■ SHORT PROBLEM
Please determine how many lines of the material include the word "gender", and respond with nothing but that number.

### LISTED RECORDS

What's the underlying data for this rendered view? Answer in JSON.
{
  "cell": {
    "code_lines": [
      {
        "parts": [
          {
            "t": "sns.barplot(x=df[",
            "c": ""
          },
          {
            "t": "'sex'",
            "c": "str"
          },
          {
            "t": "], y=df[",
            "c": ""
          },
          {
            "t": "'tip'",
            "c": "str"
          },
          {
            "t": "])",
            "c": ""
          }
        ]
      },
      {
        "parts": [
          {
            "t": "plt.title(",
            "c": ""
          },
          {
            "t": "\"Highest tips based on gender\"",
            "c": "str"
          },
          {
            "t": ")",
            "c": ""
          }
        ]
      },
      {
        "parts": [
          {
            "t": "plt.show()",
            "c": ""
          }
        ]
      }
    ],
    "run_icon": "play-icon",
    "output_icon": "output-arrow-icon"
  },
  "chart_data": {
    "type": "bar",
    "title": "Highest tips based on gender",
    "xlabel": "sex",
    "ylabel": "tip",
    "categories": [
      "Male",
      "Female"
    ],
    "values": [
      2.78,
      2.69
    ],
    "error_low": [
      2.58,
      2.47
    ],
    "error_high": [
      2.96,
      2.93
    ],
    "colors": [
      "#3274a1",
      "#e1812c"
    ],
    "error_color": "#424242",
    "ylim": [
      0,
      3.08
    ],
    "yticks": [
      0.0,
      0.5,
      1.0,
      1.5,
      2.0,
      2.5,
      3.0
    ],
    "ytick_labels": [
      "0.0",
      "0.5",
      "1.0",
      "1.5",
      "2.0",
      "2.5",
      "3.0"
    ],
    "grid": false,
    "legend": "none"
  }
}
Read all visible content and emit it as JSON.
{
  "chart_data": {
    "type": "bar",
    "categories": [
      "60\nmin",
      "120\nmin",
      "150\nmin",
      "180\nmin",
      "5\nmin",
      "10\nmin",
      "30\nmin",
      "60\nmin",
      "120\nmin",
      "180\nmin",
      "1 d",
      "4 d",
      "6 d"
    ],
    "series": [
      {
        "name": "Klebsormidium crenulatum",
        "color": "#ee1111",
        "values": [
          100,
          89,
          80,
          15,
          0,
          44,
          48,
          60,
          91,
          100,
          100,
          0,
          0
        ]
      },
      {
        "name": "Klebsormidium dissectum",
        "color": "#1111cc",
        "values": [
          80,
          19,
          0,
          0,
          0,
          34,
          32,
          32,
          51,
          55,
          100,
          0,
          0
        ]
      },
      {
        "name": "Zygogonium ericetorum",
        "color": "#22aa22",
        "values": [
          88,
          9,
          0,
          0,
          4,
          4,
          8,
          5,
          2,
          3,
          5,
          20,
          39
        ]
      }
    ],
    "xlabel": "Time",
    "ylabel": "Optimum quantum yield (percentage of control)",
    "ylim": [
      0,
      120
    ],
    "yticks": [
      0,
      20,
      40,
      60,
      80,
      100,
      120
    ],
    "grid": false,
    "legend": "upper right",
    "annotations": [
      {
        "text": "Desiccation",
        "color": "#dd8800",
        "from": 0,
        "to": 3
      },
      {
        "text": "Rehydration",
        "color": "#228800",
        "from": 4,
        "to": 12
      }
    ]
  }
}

######

■ EXERCISE ANSWER
2